● Task brief
Work out how many lines in the listing below include the word "this"; answer with the number alone.

* begin *

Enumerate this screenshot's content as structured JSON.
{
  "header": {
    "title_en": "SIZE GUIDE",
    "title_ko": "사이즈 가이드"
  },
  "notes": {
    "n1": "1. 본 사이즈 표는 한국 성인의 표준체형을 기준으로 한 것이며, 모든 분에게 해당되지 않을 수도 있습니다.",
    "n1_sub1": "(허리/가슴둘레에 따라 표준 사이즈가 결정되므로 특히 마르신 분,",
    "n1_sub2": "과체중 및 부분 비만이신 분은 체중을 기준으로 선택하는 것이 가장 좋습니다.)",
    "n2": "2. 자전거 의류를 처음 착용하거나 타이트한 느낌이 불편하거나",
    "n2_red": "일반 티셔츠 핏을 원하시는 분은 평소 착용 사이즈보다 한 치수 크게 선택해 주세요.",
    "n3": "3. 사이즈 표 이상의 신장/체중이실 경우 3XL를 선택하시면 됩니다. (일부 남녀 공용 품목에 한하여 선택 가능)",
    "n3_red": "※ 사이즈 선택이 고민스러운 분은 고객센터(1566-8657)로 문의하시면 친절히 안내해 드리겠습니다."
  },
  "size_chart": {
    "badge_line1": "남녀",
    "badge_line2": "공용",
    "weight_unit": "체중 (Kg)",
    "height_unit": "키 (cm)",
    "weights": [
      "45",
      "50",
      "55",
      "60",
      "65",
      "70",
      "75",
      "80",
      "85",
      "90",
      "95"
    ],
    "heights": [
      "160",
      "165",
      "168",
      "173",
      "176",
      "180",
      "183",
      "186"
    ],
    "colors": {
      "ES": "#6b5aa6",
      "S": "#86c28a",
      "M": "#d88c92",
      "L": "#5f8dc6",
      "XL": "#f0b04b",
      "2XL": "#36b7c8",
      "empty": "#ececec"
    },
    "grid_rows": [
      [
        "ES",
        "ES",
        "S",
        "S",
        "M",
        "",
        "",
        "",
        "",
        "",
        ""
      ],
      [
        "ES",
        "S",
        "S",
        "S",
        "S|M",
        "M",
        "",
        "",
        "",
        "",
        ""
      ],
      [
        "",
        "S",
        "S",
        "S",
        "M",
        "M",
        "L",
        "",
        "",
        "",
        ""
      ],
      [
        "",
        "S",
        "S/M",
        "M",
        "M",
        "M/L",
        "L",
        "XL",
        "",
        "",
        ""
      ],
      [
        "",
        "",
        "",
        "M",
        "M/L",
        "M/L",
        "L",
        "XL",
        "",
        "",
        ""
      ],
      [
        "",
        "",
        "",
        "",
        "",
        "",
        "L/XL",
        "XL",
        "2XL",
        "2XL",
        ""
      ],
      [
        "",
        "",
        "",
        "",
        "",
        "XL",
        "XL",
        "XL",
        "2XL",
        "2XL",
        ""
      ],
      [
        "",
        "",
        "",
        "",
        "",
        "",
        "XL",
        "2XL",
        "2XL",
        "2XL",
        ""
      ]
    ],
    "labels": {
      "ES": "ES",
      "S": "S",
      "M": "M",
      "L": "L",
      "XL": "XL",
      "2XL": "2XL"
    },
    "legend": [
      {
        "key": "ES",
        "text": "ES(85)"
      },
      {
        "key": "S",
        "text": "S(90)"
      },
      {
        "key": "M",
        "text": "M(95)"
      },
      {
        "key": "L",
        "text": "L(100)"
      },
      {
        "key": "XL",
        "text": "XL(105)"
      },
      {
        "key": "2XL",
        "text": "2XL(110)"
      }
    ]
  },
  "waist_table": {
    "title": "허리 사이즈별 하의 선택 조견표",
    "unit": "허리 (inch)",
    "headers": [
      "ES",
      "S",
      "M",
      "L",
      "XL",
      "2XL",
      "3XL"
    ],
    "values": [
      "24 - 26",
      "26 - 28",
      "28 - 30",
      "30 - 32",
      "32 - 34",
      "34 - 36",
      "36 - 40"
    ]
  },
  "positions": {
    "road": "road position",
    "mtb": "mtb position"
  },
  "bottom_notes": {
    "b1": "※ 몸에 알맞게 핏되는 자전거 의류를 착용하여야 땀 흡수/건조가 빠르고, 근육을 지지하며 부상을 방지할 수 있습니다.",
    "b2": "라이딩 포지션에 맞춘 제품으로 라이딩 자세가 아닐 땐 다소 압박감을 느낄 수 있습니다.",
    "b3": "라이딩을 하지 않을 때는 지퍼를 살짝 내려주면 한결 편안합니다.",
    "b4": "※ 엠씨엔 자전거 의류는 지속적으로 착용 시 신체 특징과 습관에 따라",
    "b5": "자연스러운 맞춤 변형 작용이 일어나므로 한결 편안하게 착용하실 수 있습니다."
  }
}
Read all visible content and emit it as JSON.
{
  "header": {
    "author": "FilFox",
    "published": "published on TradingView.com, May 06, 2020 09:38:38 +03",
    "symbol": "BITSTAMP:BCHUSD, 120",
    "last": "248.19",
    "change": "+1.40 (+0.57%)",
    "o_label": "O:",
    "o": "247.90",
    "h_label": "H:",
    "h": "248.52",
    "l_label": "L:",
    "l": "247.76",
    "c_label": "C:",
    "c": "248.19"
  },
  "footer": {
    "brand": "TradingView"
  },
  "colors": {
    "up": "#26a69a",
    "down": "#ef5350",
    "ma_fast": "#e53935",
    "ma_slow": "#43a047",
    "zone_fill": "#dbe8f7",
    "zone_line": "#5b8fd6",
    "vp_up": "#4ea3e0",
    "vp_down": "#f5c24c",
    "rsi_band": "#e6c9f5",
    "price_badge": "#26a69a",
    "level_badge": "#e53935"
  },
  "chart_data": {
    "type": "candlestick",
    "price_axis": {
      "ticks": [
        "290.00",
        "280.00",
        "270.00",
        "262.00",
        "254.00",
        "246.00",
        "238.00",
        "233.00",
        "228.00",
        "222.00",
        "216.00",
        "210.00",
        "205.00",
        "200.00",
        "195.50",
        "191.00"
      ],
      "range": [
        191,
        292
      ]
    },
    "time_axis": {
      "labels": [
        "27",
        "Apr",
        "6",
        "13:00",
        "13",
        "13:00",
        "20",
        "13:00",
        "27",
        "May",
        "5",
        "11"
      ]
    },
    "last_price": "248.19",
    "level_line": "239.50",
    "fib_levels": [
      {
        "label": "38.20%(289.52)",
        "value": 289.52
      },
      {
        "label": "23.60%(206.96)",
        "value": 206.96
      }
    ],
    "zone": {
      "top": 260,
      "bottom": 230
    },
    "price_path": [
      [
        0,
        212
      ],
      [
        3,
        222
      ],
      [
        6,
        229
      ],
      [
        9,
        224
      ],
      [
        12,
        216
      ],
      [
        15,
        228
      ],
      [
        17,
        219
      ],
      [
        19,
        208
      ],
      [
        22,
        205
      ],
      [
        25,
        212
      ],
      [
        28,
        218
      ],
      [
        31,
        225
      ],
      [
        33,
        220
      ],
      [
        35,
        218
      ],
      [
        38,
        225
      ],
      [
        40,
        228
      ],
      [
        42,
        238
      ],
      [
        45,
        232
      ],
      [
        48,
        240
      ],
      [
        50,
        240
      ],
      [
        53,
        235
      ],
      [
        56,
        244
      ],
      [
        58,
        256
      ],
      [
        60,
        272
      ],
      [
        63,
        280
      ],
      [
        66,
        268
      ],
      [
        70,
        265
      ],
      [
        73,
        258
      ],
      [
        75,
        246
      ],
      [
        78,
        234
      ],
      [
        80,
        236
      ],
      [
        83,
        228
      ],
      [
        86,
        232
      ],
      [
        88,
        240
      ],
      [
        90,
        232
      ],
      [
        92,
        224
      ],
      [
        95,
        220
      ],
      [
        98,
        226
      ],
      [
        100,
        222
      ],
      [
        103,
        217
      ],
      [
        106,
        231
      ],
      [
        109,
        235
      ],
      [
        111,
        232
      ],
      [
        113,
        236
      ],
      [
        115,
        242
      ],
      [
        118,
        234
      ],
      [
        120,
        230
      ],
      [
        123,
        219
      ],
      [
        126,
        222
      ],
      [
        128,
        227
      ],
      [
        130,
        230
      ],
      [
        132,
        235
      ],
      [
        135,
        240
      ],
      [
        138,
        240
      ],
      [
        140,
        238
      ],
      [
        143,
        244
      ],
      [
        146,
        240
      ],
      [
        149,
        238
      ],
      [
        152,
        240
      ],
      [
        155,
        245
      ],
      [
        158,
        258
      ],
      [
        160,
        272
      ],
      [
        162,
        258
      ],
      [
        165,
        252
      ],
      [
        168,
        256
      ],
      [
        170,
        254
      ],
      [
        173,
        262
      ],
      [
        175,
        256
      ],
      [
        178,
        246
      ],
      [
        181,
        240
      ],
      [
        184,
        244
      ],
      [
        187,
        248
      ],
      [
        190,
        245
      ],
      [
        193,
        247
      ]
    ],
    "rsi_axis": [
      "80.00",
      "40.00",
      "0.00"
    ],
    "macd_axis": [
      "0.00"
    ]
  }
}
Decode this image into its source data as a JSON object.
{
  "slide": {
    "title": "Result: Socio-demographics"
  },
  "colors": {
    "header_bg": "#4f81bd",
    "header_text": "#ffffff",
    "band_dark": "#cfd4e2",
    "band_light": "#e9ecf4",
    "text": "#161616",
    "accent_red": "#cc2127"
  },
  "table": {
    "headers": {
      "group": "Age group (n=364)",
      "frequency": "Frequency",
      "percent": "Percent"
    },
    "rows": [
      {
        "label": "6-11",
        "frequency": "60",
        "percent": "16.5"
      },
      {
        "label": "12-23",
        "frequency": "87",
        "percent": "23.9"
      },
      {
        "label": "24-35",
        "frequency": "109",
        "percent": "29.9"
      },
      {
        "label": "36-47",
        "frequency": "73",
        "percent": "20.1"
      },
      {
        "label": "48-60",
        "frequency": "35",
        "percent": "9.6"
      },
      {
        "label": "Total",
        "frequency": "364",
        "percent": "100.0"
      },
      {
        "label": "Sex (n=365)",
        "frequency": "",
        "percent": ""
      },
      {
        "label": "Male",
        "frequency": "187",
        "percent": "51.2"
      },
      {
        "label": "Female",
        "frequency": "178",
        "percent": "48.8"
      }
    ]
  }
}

* end *

● Expected answer
2